:: TASK TO CARRY OUT ::
Rewrite the lines from the first one through the one containing "timestamp: 01/07/26 10:11:27", inclusive, with "nucleotide-circle" changed to "nucleotide-ring" and everything else left as is.

▼▼▼

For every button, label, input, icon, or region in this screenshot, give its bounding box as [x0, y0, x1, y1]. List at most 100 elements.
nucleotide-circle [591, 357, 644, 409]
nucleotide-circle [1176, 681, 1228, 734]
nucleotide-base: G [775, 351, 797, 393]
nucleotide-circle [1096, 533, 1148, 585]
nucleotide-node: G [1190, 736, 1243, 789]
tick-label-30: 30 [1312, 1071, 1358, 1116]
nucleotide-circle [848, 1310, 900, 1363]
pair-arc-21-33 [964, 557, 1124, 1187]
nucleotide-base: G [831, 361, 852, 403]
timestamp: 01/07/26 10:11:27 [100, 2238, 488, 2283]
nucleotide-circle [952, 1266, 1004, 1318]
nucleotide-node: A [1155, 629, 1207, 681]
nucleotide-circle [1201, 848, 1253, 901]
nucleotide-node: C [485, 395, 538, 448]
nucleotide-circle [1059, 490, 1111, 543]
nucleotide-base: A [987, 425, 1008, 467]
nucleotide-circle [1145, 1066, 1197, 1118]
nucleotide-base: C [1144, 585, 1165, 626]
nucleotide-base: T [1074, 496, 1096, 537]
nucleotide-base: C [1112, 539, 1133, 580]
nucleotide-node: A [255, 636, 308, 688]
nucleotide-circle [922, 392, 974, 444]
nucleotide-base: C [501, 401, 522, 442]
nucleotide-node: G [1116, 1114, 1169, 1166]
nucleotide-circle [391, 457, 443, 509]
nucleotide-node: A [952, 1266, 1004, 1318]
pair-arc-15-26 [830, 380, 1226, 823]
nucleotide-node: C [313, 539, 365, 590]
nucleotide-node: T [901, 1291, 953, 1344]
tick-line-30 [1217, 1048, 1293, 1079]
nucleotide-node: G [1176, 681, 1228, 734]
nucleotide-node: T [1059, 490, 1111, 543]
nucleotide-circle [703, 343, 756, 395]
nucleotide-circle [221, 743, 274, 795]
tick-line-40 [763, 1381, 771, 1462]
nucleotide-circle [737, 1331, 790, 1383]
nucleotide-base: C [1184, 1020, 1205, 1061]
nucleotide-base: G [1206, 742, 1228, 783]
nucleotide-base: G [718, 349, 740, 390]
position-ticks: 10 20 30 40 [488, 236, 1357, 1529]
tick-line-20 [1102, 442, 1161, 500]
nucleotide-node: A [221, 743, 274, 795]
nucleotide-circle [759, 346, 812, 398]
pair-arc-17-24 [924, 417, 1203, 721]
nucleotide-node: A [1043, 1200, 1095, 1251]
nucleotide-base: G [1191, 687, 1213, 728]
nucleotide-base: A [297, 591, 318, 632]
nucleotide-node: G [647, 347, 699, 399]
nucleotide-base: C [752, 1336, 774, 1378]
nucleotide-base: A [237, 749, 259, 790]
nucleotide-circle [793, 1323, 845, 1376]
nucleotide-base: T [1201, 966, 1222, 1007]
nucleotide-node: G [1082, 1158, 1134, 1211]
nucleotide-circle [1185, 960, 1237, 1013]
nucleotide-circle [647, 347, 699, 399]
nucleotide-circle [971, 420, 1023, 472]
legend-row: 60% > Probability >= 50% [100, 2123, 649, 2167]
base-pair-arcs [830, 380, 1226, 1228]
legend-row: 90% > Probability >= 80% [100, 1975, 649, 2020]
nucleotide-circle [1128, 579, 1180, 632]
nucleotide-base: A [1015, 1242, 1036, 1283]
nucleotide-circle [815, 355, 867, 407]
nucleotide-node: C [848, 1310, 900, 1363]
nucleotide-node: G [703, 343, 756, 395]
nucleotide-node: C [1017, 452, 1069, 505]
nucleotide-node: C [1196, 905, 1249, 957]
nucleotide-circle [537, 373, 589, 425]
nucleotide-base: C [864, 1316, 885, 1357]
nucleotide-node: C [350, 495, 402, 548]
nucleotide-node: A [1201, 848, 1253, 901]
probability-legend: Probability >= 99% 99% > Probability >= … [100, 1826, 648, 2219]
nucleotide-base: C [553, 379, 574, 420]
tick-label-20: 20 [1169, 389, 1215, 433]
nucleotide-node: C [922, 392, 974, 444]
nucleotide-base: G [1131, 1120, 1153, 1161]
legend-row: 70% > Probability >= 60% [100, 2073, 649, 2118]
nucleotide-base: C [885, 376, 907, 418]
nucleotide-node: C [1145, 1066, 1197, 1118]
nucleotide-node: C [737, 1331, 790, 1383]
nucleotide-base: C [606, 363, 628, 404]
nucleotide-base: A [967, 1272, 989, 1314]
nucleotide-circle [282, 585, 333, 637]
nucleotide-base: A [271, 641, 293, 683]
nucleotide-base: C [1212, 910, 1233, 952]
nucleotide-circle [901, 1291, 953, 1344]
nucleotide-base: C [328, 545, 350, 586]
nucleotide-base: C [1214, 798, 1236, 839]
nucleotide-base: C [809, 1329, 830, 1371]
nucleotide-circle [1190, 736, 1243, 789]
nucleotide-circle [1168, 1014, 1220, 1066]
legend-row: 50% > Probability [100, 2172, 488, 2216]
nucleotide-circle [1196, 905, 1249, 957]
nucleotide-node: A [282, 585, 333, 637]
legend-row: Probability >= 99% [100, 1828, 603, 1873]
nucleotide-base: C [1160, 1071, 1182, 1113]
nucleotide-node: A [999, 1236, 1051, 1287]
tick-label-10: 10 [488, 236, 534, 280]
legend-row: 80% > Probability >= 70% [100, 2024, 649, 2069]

▲▲▲

:: EXERCISE OUTPUT ::
For every button, label, input, icon, or region in this screenshot, give its bounding box as [x0, y0, x1, y1]. List at most 100 elements.
nucleotide-ring [591, 357, 644, 409]
nucleotide-ring [1176, 681, 1228, 734]
nucleotide-base: G [775, 351, 797, 393]
nucleotide-ring [1096, 533, 1148, 585]
nucleotide-node: G [1190, 736, 1243, 789]
tick-label-30: 30 [1312, 1071, 1358, 1116]
nucleotide-ring [848, 1310, 900, 1363]
pair-arc-21-33 [964, 557, 1124, 1187]
nucleotide-base: G [831, 361, 852, 403]
timestamp: 01/07/26 10:11:27 [100, 2238, 488, 2283]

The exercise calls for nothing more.